▸ Data extract
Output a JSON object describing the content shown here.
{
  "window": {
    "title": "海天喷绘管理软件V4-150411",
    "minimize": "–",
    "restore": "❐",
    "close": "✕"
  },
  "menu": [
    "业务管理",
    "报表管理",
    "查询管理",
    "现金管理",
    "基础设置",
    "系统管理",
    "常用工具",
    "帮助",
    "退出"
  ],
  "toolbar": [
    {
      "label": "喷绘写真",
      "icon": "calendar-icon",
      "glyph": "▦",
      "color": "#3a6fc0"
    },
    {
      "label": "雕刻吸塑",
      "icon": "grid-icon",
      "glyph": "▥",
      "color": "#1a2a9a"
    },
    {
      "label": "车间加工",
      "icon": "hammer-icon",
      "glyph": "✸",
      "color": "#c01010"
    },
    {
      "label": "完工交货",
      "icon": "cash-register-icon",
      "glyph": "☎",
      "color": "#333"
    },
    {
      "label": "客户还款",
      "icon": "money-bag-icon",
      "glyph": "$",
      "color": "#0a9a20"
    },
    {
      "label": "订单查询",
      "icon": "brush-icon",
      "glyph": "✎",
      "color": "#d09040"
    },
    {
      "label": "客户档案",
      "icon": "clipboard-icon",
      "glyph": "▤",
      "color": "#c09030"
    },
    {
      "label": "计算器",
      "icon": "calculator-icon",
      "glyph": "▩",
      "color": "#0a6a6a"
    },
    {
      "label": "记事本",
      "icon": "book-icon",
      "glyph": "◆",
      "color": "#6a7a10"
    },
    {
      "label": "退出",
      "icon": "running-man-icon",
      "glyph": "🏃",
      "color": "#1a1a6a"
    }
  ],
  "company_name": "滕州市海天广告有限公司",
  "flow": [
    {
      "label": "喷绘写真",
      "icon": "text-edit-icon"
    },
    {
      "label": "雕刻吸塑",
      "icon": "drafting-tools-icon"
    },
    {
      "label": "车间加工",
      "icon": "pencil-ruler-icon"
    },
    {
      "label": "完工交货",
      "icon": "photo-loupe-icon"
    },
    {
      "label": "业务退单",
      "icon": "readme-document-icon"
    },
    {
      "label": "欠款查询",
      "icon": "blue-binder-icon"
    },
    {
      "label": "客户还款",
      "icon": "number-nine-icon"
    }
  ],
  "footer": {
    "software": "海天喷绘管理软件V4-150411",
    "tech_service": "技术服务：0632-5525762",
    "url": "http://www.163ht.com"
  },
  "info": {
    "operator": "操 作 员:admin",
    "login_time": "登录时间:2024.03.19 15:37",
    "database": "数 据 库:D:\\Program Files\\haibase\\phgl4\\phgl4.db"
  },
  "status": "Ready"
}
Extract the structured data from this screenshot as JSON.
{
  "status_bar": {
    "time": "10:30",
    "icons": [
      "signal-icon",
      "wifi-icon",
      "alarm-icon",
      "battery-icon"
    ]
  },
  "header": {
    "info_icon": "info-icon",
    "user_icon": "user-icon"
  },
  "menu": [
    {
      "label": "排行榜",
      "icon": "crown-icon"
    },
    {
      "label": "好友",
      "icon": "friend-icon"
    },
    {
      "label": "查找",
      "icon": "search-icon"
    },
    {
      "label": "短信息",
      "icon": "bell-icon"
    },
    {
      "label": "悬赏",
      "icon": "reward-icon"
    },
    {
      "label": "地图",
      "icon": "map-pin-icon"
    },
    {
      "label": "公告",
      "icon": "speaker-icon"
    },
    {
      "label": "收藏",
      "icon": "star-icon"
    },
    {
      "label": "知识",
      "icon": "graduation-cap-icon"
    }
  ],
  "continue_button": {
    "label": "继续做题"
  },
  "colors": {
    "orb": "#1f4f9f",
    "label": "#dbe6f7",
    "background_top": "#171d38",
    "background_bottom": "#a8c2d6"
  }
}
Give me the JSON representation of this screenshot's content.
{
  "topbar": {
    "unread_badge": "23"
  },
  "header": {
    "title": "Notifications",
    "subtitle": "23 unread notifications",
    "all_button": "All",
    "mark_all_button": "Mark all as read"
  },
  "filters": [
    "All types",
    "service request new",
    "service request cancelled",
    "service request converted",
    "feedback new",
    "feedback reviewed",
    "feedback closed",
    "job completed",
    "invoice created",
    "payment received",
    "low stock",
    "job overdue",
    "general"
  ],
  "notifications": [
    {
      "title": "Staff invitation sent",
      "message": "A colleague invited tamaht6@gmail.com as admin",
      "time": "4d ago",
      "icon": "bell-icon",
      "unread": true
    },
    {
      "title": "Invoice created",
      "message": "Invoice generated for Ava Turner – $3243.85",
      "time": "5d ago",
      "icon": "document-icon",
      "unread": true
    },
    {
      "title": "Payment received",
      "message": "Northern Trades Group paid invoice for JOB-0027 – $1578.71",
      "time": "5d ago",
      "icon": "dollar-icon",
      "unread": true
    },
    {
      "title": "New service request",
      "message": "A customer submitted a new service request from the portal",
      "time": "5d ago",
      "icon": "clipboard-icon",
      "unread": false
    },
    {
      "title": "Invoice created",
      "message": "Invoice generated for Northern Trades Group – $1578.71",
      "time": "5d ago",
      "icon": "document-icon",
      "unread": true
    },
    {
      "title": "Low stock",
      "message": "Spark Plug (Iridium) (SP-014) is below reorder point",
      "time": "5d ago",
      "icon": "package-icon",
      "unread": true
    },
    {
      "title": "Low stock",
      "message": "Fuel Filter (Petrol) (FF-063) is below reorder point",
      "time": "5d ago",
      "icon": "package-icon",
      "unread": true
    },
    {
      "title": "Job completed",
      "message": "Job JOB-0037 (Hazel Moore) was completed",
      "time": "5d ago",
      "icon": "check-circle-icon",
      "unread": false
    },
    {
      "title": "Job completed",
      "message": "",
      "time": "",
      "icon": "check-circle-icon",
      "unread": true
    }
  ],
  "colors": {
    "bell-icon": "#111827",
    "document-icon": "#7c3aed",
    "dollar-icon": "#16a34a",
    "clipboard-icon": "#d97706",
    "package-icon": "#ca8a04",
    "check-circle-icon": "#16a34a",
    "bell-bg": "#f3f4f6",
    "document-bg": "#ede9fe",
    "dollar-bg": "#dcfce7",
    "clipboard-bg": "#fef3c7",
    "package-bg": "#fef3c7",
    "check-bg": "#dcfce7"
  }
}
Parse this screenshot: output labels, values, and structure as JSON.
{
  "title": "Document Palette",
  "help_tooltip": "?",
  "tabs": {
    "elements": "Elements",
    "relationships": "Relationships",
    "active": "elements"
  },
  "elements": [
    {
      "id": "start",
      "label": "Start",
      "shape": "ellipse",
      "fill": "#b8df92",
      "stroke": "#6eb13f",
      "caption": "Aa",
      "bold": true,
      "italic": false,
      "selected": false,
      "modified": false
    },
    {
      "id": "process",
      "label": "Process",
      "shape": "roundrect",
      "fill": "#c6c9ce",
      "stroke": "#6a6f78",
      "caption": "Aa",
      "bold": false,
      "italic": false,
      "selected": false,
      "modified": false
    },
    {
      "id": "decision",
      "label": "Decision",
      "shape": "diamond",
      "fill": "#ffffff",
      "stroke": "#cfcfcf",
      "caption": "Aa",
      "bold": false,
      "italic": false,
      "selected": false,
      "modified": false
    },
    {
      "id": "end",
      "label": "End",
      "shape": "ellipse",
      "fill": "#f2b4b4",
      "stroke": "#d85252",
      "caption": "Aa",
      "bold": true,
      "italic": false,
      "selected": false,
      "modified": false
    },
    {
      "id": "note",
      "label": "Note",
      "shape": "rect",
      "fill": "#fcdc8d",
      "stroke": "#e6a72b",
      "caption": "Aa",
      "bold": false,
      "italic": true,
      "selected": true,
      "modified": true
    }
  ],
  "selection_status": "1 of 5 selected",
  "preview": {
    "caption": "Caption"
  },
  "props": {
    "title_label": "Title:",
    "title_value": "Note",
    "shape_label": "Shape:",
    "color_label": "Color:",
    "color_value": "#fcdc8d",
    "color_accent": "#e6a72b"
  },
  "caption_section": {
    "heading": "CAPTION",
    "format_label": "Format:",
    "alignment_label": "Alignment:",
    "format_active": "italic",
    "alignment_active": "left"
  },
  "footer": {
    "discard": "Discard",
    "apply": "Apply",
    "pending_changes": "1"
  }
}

▸ Exercise requirements
Copy out each line that contains the word "elements".

▸ Solved problem
    "elements": "Elements",
    "active": "elements"
  "elements": [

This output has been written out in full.